(What this task involves)
Give back a single number, the count of lines containing the word "headline".

* START Items *

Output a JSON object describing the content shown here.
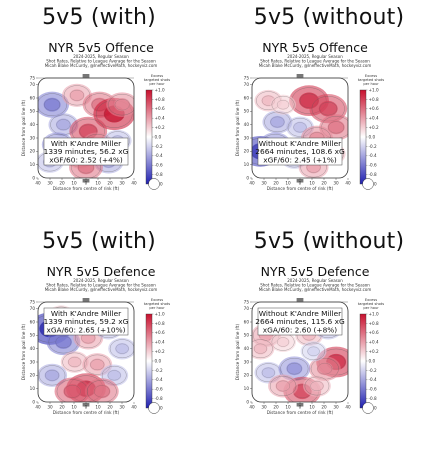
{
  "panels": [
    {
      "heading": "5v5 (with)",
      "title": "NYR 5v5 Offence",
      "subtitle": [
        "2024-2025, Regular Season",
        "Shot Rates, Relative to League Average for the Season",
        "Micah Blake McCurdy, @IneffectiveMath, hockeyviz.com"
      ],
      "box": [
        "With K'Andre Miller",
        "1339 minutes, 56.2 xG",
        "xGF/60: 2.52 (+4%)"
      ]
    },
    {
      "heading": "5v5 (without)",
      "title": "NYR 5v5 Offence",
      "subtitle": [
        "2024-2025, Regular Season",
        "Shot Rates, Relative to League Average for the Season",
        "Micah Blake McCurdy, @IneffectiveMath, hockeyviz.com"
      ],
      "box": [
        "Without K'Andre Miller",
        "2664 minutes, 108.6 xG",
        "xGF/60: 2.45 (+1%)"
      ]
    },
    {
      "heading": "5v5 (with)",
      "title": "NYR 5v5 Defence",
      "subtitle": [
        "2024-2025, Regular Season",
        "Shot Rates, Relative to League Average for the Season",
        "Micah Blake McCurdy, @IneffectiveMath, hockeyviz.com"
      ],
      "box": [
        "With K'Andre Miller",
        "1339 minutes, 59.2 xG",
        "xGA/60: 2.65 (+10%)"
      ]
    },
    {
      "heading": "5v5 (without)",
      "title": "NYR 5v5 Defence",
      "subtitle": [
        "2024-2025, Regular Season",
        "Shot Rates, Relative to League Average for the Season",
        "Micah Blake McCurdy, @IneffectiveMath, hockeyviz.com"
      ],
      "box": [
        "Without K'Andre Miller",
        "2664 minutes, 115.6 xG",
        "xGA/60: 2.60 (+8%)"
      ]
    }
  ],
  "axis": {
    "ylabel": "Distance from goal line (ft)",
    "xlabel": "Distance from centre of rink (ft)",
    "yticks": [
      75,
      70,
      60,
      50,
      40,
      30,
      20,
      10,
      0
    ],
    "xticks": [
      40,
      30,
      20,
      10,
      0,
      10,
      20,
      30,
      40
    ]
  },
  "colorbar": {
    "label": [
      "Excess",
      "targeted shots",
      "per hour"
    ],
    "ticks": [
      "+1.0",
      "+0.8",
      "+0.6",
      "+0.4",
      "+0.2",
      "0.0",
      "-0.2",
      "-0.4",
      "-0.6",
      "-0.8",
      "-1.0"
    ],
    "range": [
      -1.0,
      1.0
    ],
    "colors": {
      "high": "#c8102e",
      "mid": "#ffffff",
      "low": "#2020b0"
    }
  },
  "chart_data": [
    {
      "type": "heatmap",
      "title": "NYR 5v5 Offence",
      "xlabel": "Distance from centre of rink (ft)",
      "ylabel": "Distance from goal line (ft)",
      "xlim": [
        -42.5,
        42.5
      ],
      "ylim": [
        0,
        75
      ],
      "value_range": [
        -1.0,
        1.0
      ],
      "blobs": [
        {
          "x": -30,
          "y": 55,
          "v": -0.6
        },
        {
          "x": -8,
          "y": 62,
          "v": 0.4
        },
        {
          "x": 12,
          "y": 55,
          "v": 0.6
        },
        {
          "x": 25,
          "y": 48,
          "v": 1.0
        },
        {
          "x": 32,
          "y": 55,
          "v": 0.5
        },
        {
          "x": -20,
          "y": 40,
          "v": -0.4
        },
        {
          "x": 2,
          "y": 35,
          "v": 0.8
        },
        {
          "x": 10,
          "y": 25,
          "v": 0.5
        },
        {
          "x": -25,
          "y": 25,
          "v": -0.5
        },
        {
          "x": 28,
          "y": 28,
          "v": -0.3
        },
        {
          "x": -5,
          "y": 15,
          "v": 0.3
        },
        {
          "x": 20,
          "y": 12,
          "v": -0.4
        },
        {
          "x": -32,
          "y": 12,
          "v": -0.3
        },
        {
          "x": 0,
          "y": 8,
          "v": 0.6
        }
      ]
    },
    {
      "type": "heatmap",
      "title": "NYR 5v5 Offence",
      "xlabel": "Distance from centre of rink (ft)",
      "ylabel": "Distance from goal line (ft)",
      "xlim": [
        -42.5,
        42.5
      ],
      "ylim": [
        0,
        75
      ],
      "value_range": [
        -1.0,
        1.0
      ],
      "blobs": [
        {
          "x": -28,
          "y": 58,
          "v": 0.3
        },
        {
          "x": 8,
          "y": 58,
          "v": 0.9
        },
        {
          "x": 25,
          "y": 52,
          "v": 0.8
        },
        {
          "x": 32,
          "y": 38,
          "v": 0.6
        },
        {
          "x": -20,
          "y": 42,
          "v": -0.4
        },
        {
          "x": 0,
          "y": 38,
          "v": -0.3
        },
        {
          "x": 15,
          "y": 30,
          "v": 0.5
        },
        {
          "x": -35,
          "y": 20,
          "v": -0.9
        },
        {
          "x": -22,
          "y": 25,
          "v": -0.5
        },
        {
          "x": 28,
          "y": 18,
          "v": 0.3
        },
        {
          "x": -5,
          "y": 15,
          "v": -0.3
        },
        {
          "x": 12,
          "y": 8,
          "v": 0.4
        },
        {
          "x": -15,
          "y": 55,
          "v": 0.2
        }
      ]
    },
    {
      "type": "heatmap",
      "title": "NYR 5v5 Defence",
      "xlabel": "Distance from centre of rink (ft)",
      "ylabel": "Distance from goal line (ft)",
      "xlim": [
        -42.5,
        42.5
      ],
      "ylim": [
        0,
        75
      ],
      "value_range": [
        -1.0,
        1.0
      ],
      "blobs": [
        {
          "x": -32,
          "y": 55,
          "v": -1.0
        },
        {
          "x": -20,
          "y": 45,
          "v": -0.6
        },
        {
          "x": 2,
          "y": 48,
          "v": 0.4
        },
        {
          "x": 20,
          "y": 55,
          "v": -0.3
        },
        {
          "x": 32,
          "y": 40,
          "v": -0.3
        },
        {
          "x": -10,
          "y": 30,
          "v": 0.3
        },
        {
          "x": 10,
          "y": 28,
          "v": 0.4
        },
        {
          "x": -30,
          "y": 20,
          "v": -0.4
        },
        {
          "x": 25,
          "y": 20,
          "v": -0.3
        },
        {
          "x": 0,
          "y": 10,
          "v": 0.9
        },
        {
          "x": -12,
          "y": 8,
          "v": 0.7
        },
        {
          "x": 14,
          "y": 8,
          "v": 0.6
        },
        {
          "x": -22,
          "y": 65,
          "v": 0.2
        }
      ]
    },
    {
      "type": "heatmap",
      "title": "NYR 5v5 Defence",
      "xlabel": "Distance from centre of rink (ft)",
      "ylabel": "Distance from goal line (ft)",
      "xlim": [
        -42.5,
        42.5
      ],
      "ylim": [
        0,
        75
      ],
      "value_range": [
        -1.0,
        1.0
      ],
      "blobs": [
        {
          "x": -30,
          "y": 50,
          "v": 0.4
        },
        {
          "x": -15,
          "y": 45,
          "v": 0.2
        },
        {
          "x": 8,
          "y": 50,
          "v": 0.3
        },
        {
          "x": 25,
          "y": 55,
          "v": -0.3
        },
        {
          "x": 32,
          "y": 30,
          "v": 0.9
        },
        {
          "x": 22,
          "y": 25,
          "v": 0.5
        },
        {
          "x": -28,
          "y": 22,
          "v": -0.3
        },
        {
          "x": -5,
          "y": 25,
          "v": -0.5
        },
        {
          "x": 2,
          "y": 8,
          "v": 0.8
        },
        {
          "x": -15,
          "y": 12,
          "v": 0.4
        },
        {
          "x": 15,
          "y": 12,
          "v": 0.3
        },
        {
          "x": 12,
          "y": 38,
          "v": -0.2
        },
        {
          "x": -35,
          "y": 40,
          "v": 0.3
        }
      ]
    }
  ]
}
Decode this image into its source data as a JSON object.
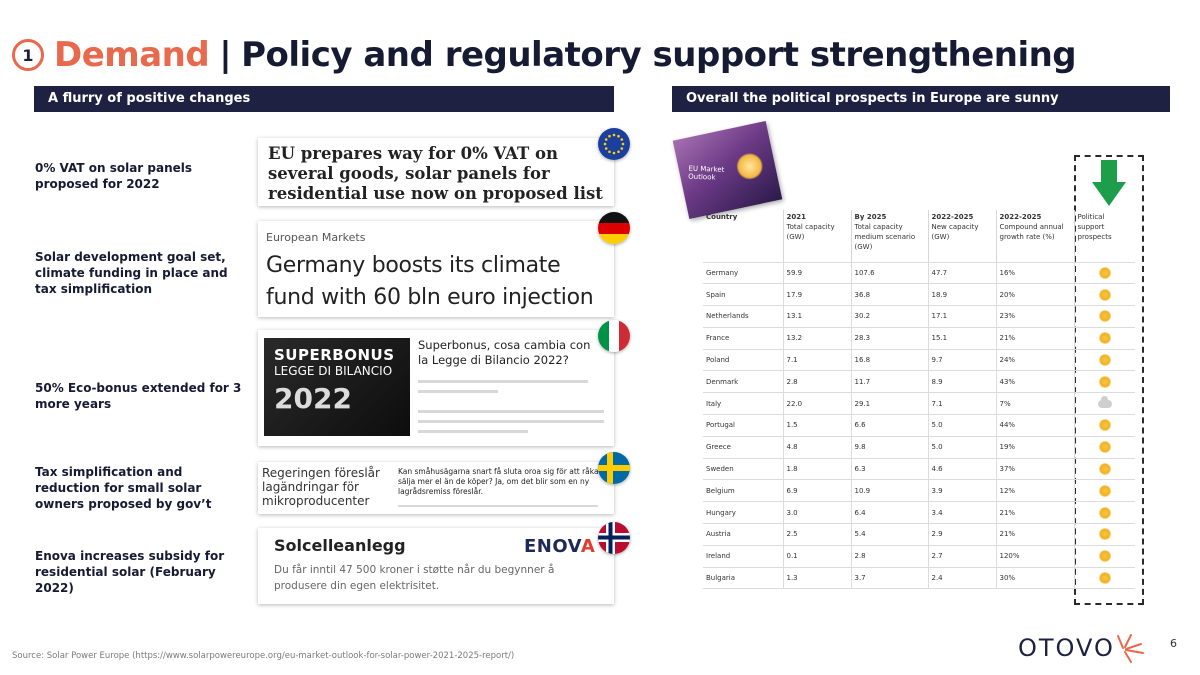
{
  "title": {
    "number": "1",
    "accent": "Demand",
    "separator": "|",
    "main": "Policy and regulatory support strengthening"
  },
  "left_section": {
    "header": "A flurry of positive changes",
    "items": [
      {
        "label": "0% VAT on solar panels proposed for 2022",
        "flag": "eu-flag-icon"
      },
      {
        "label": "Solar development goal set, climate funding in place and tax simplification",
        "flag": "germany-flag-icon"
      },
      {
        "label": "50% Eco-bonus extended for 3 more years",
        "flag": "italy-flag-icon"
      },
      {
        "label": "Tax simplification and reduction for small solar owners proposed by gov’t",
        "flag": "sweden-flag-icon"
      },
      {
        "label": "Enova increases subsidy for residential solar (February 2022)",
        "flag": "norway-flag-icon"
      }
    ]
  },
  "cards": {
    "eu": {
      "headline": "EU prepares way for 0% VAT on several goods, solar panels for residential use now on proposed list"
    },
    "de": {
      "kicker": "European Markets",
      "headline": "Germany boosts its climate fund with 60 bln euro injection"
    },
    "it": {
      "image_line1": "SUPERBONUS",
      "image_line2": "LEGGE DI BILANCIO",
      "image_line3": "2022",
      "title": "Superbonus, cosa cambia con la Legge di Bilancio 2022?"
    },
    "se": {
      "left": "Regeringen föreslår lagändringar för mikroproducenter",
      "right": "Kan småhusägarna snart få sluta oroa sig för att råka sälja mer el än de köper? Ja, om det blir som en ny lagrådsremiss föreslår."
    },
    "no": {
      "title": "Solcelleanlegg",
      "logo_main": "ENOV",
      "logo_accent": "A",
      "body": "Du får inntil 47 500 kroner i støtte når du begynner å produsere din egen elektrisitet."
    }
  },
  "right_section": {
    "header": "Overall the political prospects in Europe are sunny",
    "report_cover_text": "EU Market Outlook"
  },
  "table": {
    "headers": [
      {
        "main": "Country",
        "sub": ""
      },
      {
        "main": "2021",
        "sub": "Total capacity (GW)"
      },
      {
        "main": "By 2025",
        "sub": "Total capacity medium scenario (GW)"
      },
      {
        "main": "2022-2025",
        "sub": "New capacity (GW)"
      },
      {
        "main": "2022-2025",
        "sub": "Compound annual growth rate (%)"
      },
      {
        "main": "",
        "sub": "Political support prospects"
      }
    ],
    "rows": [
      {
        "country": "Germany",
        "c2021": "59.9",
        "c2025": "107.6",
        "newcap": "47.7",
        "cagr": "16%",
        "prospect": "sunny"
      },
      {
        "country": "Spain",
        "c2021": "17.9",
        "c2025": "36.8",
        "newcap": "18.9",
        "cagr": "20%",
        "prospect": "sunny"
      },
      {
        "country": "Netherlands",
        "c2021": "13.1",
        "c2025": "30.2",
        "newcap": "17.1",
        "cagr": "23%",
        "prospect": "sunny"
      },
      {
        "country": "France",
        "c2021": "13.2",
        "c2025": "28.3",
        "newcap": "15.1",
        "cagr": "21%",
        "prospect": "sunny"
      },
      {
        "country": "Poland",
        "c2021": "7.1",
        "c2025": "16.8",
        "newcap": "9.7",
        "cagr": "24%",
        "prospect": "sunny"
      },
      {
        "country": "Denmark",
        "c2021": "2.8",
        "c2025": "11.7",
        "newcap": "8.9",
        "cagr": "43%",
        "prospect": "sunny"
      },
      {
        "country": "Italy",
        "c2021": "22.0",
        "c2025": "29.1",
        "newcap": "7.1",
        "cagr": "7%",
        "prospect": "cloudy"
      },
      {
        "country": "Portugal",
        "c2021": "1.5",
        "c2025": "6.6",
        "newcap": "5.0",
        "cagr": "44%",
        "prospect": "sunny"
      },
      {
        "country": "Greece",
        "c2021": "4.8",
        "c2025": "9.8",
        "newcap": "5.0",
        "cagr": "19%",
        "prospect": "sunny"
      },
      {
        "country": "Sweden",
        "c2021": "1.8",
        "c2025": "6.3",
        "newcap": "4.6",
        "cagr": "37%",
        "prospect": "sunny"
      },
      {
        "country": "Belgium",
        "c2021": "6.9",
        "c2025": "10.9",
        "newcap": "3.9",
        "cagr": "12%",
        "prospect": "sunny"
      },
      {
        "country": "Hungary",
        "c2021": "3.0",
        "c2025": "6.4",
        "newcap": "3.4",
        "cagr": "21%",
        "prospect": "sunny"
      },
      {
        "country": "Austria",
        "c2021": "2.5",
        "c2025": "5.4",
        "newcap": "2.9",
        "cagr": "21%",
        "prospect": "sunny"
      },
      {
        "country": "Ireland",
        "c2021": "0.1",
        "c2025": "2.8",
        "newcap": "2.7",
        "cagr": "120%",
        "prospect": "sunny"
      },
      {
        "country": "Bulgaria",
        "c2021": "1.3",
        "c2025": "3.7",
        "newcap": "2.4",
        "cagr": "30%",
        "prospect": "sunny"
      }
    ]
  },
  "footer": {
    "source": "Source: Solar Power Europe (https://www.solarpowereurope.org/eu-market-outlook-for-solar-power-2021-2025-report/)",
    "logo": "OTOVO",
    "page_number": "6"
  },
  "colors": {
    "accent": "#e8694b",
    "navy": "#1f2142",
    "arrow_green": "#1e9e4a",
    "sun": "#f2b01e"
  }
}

* END Items *

(Completed exercise)
2